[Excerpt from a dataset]

— begin —

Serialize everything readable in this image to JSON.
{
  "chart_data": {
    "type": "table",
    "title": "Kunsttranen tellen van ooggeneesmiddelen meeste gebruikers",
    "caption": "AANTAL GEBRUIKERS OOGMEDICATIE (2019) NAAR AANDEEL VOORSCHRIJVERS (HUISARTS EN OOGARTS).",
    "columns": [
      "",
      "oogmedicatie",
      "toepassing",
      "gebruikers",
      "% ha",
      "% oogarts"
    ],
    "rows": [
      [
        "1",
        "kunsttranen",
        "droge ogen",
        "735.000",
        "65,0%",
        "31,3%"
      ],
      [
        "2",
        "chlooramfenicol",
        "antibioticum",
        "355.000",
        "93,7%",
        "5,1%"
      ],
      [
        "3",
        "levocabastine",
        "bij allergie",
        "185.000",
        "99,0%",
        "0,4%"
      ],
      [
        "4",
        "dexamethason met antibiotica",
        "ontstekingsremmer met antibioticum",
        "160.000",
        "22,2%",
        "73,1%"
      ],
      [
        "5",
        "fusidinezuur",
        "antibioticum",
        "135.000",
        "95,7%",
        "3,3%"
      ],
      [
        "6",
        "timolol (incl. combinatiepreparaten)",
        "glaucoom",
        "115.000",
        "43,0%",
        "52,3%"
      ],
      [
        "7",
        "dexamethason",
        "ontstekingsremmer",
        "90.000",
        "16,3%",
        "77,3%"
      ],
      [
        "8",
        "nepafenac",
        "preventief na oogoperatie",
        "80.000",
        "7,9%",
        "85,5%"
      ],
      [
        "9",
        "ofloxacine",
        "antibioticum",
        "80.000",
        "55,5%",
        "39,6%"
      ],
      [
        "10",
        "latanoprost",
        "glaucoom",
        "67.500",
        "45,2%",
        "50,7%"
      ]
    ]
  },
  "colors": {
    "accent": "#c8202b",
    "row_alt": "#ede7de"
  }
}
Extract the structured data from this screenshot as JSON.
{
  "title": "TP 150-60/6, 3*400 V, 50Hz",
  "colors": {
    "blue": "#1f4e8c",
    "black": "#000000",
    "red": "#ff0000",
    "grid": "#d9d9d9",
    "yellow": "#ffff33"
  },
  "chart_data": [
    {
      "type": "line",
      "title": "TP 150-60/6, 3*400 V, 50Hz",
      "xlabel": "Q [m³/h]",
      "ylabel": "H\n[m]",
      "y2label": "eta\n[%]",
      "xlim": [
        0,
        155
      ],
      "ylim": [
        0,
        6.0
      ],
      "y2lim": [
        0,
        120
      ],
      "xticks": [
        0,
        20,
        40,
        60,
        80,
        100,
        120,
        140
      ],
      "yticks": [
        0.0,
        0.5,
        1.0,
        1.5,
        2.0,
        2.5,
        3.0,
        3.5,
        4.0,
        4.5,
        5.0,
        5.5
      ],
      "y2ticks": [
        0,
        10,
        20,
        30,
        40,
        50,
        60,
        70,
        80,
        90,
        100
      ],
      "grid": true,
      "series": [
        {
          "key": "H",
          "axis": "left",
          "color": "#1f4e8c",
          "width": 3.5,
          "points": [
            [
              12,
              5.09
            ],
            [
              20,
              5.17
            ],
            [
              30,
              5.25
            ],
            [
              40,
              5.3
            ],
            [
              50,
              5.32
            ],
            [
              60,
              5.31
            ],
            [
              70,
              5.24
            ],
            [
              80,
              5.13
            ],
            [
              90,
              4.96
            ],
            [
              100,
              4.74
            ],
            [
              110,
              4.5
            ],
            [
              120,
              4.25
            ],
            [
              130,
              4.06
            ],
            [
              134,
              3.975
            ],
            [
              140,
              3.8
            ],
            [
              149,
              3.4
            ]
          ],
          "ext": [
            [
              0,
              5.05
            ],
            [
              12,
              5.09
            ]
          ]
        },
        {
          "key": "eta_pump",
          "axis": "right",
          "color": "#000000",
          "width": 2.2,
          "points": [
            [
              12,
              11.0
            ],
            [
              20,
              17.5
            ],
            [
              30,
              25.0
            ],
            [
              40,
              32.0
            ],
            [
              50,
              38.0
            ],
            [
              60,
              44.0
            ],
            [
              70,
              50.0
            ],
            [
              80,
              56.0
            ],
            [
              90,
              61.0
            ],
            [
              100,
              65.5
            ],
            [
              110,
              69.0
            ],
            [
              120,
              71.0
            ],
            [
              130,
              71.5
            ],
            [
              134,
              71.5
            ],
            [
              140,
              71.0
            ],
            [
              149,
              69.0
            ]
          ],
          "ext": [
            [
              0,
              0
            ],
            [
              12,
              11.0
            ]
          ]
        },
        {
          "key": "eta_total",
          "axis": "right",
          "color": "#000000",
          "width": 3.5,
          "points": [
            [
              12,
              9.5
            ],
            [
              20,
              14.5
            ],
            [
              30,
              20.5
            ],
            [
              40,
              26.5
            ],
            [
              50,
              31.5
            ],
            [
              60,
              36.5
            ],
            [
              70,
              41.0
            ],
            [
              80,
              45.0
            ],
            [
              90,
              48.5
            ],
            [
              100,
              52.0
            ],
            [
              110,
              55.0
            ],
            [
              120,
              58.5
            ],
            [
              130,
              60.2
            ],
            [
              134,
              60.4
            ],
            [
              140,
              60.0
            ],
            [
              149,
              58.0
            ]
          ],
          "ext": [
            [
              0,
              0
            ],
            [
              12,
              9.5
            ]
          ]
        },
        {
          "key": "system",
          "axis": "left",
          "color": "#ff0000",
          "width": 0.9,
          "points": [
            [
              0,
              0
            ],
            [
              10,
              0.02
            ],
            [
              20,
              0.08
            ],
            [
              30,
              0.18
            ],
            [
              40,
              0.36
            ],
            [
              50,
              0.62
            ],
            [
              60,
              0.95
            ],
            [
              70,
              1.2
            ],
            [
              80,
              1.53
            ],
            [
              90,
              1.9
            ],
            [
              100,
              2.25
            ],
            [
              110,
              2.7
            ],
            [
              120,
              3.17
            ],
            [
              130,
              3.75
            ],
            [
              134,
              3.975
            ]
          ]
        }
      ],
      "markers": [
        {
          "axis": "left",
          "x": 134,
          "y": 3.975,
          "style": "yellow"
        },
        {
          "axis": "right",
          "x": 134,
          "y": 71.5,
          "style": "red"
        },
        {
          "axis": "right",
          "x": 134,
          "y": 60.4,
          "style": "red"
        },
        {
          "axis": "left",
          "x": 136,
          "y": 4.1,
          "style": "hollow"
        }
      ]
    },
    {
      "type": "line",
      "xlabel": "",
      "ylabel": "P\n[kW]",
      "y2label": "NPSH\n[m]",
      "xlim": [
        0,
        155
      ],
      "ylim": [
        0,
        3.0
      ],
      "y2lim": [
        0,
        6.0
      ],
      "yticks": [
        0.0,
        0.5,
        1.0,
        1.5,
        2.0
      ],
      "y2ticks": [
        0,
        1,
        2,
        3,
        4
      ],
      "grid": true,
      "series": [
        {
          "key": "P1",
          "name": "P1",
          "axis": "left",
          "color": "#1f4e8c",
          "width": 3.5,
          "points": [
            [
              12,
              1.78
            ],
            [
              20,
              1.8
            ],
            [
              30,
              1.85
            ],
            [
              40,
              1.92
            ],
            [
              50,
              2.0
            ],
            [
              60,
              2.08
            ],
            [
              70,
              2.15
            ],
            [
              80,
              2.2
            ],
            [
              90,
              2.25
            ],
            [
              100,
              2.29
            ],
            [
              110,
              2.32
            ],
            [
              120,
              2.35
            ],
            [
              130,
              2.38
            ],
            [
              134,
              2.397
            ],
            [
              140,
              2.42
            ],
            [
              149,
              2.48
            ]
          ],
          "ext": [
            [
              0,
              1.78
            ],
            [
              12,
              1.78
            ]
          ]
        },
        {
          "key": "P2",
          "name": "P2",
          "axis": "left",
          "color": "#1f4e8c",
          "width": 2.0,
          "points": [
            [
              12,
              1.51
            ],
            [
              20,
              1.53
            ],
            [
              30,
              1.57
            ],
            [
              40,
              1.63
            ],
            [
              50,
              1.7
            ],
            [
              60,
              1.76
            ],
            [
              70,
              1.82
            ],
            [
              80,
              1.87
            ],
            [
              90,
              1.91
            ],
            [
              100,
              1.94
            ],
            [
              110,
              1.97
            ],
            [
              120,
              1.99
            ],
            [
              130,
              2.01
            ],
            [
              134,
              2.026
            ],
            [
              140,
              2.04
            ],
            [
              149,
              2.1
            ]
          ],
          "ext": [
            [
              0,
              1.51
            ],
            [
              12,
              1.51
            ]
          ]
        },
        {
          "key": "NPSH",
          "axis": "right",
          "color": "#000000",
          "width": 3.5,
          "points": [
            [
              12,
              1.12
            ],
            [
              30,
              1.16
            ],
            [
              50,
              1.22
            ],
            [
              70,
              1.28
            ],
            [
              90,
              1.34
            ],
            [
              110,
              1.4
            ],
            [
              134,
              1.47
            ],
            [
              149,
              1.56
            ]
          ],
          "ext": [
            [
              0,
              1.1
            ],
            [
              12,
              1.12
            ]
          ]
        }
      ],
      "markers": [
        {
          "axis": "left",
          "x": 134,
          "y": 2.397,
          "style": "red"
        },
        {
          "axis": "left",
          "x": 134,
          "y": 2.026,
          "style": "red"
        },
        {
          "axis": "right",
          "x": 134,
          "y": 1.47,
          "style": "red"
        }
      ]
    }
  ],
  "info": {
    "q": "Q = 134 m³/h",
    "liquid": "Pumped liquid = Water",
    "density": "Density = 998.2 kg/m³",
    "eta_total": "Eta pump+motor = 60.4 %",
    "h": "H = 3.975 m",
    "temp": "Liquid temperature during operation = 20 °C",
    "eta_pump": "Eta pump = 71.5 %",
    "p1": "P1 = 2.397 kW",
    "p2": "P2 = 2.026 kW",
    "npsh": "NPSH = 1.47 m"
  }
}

— end —

**Objective:** Give the number of lines in the listing above that hold the string "title", with nothing else.

**The reply:** 3